EXERCISE TASK
Check every line of the entries for "make", and copy the lines that hold it.

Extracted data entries
== == ==

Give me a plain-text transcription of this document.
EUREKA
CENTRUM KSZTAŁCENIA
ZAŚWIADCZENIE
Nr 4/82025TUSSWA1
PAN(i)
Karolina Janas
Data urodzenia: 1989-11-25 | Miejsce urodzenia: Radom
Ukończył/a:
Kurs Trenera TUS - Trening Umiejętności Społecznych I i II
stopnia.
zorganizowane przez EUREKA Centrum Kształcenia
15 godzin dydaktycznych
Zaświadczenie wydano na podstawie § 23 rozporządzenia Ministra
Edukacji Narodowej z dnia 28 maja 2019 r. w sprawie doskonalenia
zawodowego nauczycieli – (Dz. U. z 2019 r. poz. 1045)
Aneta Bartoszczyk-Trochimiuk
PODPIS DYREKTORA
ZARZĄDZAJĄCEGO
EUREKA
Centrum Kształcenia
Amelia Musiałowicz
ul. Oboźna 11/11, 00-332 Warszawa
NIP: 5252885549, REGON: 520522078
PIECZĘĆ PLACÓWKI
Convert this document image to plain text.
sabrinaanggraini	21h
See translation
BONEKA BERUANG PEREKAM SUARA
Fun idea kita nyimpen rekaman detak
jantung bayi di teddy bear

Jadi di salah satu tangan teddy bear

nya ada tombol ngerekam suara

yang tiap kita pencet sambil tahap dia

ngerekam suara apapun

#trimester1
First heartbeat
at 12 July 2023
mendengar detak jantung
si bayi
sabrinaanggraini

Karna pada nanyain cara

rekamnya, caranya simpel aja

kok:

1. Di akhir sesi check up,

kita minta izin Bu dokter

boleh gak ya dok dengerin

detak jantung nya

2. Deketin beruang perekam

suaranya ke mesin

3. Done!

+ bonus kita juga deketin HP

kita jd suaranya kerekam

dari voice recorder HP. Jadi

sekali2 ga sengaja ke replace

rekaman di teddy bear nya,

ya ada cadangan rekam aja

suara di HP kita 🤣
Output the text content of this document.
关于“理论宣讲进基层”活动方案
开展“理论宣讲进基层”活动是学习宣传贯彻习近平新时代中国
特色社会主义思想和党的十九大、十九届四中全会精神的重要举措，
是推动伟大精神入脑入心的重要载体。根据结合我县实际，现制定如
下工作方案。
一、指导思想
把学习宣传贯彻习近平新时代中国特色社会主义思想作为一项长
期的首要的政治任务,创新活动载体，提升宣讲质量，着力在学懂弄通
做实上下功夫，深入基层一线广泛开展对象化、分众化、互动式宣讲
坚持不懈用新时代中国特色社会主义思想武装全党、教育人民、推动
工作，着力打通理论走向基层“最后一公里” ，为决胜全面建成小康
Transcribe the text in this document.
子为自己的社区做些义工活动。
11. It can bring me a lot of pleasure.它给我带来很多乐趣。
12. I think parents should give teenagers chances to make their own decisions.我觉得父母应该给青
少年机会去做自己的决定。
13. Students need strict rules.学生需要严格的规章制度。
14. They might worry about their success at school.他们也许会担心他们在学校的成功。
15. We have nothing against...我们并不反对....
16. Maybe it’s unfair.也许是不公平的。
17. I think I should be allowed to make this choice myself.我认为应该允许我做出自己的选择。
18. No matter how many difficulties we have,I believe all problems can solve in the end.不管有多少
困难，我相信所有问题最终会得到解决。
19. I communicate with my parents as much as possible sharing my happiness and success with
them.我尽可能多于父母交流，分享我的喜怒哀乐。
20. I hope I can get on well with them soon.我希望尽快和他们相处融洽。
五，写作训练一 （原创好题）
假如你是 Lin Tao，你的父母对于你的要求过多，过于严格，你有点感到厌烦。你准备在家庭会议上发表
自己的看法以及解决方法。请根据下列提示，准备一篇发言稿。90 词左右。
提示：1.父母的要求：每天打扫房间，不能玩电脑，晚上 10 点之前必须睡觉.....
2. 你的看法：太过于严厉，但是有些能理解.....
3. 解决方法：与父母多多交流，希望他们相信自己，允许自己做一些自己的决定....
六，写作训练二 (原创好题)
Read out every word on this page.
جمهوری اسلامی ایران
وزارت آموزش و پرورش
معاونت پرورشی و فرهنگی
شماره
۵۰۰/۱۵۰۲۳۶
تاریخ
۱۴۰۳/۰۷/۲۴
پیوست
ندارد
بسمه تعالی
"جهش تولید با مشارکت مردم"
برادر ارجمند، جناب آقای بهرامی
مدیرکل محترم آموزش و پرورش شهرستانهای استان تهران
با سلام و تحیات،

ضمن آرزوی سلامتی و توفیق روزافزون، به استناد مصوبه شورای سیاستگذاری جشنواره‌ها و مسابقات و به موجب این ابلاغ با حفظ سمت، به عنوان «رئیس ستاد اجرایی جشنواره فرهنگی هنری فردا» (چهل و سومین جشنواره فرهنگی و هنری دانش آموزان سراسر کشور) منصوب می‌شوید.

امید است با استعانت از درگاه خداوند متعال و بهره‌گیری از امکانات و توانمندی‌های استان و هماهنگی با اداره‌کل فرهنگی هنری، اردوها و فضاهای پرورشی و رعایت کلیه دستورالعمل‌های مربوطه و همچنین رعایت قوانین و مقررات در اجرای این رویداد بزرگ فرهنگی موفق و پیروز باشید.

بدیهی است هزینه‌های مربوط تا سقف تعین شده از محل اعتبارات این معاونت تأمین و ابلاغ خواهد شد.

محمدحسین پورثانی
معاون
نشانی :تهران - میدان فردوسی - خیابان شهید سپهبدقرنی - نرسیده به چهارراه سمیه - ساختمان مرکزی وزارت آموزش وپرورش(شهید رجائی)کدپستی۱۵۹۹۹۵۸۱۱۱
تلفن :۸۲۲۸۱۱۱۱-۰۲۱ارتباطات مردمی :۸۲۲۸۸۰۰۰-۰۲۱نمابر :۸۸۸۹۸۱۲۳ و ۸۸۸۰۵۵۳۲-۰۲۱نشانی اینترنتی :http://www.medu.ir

== == ==

TASK OUTPUT
12. I think parents should give teenagers chances to make their own decisions.我觉得父母应该给青
17. I think I should be allowed to make this choice myself.我认为应该允许我做出自己的选择。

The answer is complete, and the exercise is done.